§ **EXERCISE**
Reproduce all entries precisely as they are written.

§ **MATERIAL TO PROCESS**

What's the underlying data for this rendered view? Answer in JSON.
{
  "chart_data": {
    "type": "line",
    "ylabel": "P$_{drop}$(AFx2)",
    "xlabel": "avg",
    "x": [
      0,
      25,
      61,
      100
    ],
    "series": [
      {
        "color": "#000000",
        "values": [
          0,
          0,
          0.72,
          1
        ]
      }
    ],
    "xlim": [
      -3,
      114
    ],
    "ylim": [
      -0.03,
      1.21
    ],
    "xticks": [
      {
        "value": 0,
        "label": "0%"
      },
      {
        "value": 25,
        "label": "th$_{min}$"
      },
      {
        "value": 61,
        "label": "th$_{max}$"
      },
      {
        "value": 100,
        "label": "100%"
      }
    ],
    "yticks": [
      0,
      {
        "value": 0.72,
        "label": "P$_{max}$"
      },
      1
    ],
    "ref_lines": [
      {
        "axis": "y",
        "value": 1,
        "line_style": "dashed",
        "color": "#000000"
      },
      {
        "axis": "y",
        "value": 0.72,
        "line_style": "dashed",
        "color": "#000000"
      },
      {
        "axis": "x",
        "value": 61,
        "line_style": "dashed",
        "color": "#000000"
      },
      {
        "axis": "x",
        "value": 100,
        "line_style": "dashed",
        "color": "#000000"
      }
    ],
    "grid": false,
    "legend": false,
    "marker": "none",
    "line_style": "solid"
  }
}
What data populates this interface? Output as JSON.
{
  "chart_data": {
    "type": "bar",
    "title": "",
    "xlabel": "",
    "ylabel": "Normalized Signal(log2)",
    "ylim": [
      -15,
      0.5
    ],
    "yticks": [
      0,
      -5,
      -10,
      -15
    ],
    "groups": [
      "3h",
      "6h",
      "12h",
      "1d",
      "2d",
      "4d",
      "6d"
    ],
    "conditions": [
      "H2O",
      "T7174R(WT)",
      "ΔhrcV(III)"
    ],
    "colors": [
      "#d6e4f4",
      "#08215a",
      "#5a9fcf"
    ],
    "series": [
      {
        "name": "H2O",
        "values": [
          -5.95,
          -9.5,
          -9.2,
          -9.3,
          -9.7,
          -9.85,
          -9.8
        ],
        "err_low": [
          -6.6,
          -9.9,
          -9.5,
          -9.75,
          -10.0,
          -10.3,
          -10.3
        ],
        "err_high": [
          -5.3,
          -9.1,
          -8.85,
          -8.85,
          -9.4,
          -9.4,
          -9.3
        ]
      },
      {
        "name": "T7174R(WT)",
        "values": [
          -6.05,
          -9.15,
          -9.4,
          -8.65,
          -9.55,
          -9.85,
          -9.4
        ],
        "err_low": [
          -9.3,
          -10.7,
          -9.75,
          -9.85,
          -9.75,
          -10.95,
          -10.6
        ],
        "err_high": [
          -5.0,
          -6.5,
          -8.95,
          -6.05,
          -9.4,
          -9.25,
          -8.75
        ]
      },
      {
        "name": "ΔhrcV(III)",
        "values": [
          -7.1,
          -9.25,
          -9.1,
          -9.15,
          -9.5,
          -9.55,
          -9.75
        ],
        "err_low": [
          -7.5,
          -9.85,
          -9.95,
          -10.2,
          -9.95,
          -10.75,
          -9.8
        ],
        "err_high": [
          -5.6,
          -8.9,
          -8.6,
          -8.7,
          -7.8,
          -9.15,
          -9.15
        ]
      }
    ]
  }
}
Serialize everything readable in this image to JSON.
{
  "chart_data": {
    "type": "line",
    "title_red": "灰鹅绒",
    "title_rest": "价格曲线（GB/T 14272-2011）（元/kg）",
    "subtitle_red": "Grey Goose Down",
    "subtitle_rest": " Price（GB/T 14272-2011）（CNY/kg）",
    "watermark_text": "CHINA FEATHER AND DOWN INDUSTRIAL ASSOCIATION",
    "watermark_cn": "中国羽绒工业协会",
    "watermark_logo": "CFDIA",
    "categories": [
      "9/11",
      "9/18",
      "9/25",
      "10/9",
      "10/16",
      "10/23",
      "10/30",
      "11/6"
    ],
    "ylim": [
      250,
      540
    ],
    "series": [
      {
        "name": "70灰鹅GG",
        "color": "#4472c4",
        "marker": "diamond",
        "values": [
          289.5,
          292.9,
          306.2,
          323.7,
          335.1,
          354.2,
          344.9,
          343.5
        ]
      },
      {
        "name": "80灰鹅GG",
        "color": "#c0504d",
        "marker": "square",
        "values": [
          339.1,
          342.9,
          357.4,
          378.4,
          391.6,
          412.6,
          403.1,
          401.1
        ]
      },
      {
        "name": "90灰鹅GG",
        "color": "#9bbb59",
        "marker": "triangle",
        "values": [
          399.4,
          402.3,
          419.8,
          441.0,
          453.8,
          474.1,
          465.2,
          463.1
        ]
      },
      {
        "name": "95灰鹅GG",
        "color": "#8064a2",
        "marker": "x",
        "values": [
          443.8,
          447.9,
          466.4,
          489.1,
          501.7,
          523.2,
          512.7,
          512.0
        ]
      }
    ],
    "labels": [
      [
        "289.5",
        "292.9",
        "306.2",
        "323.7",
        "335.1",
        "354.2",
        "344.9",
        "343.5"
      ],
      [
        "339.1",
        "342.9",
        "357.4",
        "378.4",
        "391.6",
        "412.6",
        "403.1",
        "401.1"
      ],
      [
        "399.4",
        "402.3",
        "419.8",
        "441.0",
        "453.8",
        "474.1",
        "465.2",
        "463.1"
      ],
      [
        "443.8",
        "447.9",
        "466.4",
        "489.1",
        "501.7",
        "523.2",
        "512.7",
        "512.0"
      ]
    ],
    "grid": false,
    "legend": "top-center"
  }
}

§ **EXERCISE OUTPUT**
What's the underlying data for this rendered view? Answer in JSON.
{
  "chart_data": {
    "type": "line",
    "ylabel": "P$_{drop}$(AFx2)",
    "xlabel": "avg",
    "x": [
      0,
      25,
      61,
      100
    ],
    "series": [
      {
        "color": "#000000",
        "values": [
          0,
          0,
          0.72,
          1
        ]
      }
    ],
    "xlim": [
      -3,
      114
    ],
    "ylim": [
      -0.03,
      1.21
    ],
    "xticks": [
      {
        "value": 0,
        "label": "0%"
      },
      {
        "value": 25,
        "label": "th$_{min}$"
      },
      {
        "value": 61,
        "label": "th$_{max}$"
      },
      {
        "value": 100,
        "label": "100%"
      }
    ],
    "yticks": [
      0,
      {
        "value": 0.72,
        "label": "P$_{max}$"
      },
      1
    ],
    "ref_lines": [
      {
        "axis": "y",
        "value": 1,
        "line_style": "dashed",
        "color": "#000000"
      },
      {
        "axis": "y",
        "value": 0.72,
        "line_style": "dashed",
        "color": "#000000"
      },
      {
        "axis": "x",
        "value": 61,
        "line_style": "dashed",
        "color": "#000000"
      },
      {
        "axis": "x",
        "value": 100,
        "line_style": "dashed",
        "color": "#000000"
      }
    ],
    "grid": false,
    "legend": false,
    "marker": "none",
    "line_style": "solid"
  }
}
What data populates this interface? Output as JSON.
{
  "chart_data": {
    "type": "bar",
    "title": "",
    "xlabel": "",
    "ylabel": "Normalized Signal(log2)",
    "ylim": [
      -15,
      0.5
    ],
    "yticks": [
      0,
      -5,
      -10,
      -15
    ],
    "groups": [
      "3h",
      "6h",
      "12h",
      "1d",
      "2d",
      "4d",
      "6d"
    ],
    "conditions": [
      "H2O",
      "T7174R(WT)",
      "ΔhrcV(III)"
    ],
    "colors": [
      "#d6e4f4",
      "#08215a",
      "#5a9fcf"
    ],
    "series": [
      {
        "name": "H2O",
        "values": [
          -5.95,
          -9.5,
          -9.2,
          -9.3,
          -9.7,
          -9.85,
          -9.8
        ],
        "err_low": [
          -6.6,
          -9.9,
          -9.5,
          -9.75,
          -10.0,
          -10.3,
          -10.3
        ],
        "err_high": [
          -5.3,
          -9.1,
          -8.85,
          -8.85,
          -9.4,
          -9.4,
          -9.3
        ]
      },
      {
        "name": "T7174R(WT)",
        "values": [
          -6.05,
          -9.15,
          -9.4,
          -8.65,
          -9.55,
          -9.85,
          -9.4
        ],
        "err_low": [
          -9.3,
          -10.7,
          -9.75,
          -9.85,
          -9.75,
          -10.95,
          -10.6
        ],
        "err_high": [
          -5.0,
          -6.5,
          -8.95,
          -6.05,
          -9.4,
          -9.25,
          -8.75
        ]
      },
      {
        "name": "ΔhrcV(III)",
        "values": [
          -7.1,
          -9.25,
          -9.1,
          -9.15,
          -9.5,
          -9.55,
          -9.75
        ],
        "err_low": [
          -7.5,
          -9.85,
          -9.95,
          -10.2,
          -9.95,
          -10.75,
          -9.8
        ],
        "err_high": [
          -5.6,
          -8.9,
          -8.6,
          -8.7,
          -7.8,
          -9.15,
          -9.15
        ]
      }
    ]
  }
}
Serialize everything readable in this image to JSON.
{
  "chart_data": {
    "type": "line",
    "title_red": "灰鹅绒",
    "title_rest": "价格曲线（GB/T 14272-2011）（元/kg）",
    "subtitle_red": "Grey Goose Down",
    "subtitle_rest": " Price（GB/T 14272-2011）（CNY/kg）",
    "watermark_text": "CHINA FEATHER AND DOWN INDUSTRIAL ASSOCIATION",
    "watermark_cn": "中国羽绒工业协会",
    "watermark_logo": "CFDIA",
    "categories": [
      "9/11",
      "9/18",
      "9/25",
      "10/9",
      "10/16",
      "10/23",
      "10/30",
      "11/6"
    ],
    "ylim": [
      250,
      540
    ],
    "series": [
      {
        "name": "70灰鹅GG",
        "color": "#4472c4",
        "marker": "diamond",
        "values": [
          289.5,
          292.9,
          306.2,
          323.7,
          335.1,
          354.2,
          344.9,
          343.5
        ]
      },
      {
        "name": "80灰鹅GG",
        "color": "#c0504d",
        "marker": "square",
        "values": [
          339.1,
          342.9,
          357.4,
          378.4,
          391.6,
          412.6,
          403.1,
          401.1
        ]
      },
      {
        "name": "90灰鹅GG",
        "color": "#9bbb59",
        "marker": "triangle",
        "values": [
          399.4,
          402.3,
          419.8,
          441.0,
          453.8,
          474.1,
          465.2,
          463.1
        ]
      },
      {
        "name": "95灰鹅GG",
        "color": "#8064a2",
        "marker": "x",
        "values": [
          443.8,
          447.9,
          466.4,
          489.1,
          501.7,
          523.2,
          512.7,
          512.0
        ]
      }
    ],
    "labels": [
      [
        "289.5",
        "292.9",
        "306.2",
        "323.7",
        "335.1",
        "354.2",
        "344.9",
        "343.5"
      ],
      [
        "339.1",
        "342.9",
        "357.4",
        "378.4",
        "391.6",
        "412.6",
        "403.1",
        "401.1"
      ],
      [
        "399.4",
        "402.3",
        "419.8",
        "441.0",
        "453.8",
        "474.1",
        "465.2",
        "463.1"
      ],
      [
        "443.8",
        "447.9",
        "466.4",
        "489.1",
        "501.7",
        "523.2",
        "512.7",
        "512.0"
      ]
    ],
    "grid": false,
    "legend": "top-center"
  }
}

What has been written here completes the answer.